Skip the pictures and quote all of the lines exactly.

--------------------------------------------------

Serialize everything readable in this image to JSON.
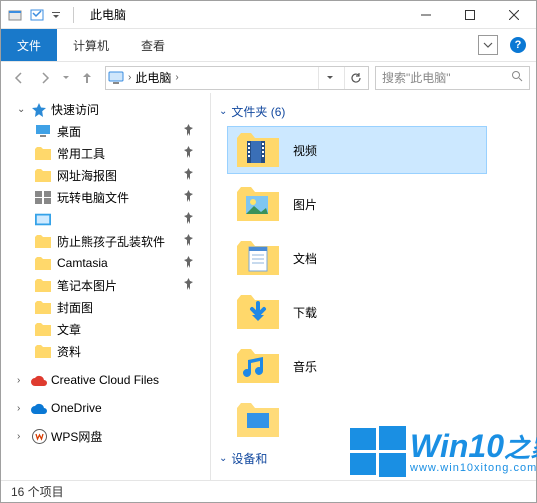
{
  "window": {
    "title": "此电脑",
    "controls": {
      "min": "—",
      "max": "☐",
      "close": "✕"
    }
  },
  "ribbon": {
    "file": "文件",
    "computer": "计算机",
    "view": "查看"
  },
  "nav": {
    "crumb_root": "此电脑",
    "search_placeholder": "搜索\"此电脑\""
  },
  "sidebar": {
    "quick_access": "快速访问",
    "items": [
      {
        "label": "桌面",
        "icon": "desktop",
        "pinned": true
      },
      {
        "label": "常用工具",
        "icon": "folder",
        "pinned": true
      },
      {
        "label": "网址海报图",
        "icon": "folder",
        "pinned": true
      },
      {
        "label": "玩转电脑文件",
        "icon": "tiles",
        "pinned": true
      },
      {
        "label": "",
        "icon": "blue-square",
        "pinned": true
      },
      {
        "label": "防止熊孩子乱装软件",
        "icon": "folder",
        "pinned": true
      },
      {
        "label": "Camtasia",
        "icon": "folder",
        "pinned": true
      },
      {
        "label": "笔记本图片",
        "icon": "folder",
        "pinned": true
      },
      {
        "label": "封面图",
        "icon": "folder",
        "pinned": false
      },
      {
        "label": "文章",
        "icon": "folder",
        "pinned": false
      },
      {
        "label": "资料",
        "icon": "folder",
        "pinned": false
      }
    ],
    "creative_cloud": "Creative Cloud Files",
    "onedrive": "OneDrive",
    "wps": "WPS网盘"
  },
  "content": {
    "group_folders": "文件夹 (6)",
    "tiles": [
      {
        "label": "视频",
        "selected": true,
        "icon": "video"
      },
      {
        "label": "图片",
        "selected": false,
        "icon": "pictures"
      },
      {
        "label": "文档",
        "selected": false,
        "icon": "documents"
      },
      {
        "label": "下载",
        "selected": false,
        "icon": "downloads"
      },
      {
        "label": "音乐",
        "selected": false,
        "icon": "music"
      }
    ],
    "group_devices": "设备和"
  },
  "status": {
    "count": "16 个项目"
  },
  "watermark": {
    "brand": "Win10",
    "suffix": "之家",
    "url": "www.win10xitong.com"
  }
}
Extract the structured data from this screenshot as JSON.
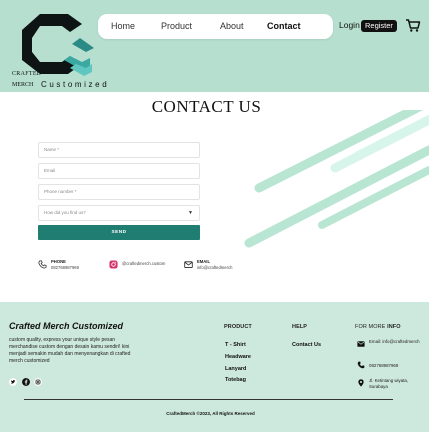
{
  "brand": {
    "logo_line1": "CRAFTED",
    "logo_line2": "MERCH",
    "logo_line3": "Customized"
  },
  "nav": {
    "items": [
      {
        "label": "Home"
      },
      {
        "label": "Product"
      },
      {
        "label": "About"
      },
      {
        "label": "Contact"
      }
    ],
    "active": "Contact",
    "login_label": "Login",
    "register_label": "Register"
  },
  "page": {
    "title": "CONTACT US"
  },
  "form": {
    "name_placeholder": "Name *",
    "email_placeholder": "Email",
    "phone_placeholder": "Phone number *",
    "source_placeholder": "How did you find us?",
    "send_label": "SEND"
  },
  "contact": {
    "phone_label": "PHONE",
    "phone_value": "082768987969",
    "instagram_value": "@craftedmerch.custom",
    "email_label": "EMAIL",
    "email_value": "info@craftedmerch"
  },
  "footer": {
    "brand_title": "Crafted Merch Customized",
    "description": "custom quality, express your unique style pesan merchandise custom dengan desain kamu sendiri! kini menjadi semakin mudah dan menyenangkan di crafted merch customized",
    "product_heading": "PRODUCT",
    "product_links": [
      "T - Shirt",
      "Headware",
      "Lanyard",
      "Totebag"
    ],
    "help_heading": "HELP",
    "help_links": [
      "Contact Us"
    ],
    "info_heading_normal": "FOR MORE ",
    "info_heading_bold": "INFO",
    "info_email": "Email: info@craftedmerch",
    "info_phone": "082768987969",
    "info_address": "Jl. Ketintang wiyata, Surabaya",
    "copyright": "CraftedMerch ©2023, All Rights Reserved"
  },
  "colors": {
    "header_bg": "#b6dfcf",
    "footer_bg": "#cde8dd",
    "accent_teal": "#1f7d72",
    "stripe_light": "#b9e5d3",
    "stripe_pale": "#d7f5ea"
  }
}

--------------------------------------------------

Answer –
Serialize everything readable in this image to JSON.
{
  "window": {
    "title": "此电脑",
    "controls": {
      "min": "—",
      "max": "☐",
      "close": "✕"
    }
  },
  "ribbon": {
    "file": "文件",
    "computer": "计算机",
    "view": "查看"
  },
  "nav": {
    "crumb_root": "此电脑",
    "search_placeholder": "搜索\"此电脑\""
  },
  "sidebar": {
    "quick_access": "快速访问",
    "items": [
      {
        "label": "桌面",
        "icon": "desktop",
        "pinned": true
      },
      {
        "label": "常用工具",
        "icon": "folder",
        "pinned": true
      },
      {
        "label": "网址海报图",
        "icon": "folder",
        "pinned": true
      },
      {
        "label": "玩转电脑文件",
        "icon": "tiles",
        "pinned": true
      },
      {
        "label": "",
        "icon": "blue-square",
        "pinned": true
      },
      {
        "label": "防止熊孩子乱装软件",
        "icon": "folder",
        "pinned": true
      },
      {
        "label": "Camtasia",
        "icon": "folder",
        "pinned": true
      },
      {
        "label": "笔记本图片",
        "icon": "folder",
        "pinned": true
      },
      {
        "label": "封面图",
        "icon": "folder",
        "pinned": false
      },
      {
        "label": "文章",
        "icon": "folder",
        "pinned": false
      },
      {
        "label": "资料",
        "icon": "folder",
        "pinned": false
      }
    ],
    "creative_cloud": "Creative Cloud Files",
    "onedrive": "OneDrive",
    "wps": "WPS网盘"
  },
  "content": {
    "group_folders": "文件夹 (6)",
    "tiles": [
      {
        "label": "视频",
        "selected": true,
        "icon": "video"
      },
      {
        "label": "图片",
        "selected": false,
        "icon": "pictures"
      },
      {
        "label": "文档",
        "selected": false,
        "icon": "documents"
      },
      {
        "label": "下载",
        "selected": false,
        "icon": "downloads"
      },
      {
        "label": "音乐",
        "selected": false,
        "icon": "music"
      }
    ],
    "group_devices": "设备和"
  },
  "status": {
    "count": "16 个项目"
  },
  "watermark": {
    "brand": "Win10",
    "suffix": "之家",
    "url": "www.win10xitong.com"
  }
}
Extract the structured data from this screenshot as JSON.
{
  "brand": {
    "logo_line1": "CRAFTED",
    "logo_line2": "MERCH",
    "logo_line3": "Customized"
  },
  "nav": {
    "items": [
      {
        "label": "Home"
      },
      {
        "label": "Product"
      },
      {
        "label": "About"
      },
      {
        "label": "Contact"
      }
    ],
    "active": "Contact",
    "login_label": "Login",
    "register_label": "Register"
  },
  "page": {
    "title": "CONTACT US"
  },
  "form": {
    "name_placeholder": "Name *",
    "email_placeholder": "Email",
    "phone_placeholder": "Phone number *",
    "source_placeholder": "How did you find us?",
    "send_label": "SEND"
  },
  "contact": {
    "phone_label": "PHONE",
    "phone_value": "082768987969",
    "instagram_value": "@craftedmerch.custom",
    "email_label": "EMAIL",
    "email_value": "info@craftedmerch"
  },
  "footer": {
    "brand_title": "Crafted Merch Customized",
    "description": "custom quality, express your unique style pesan merchandise custom dengan desain kamu sendiri! kini menjadi semakin mudah dan menyenangkan di crafted merch customized",
    "product_heading": "PRODUCT",
    "product_links": [
      "T - Shirt",
      "Headware",
      "Lanyard",
      "Totebag"
    ],
    "help_heading": "HELP",
    "help_links": [
      "Contact Us"
    ],
    "info_heading_normal": "FOR MORE ",
    "info_heading_bold": "INFO",
    "info_email": "Email: info@craftedmerch",
    "info_phone": "082768987969",
    "info_address": "Jl. Ketintang wiyata, Surabaya",
    "copyright": "CraftedMerch ©2023, All Rights Reserved"
  },
  "colors": {
    "header_bg": "#b6dfcf",
    "footer_bg": "#cde8dd",
    "accent_teal": "#1f7d72",
    "stripe_light": "#b9e5d3",
    "stripe_pale": "#d7f5ea"
  }
}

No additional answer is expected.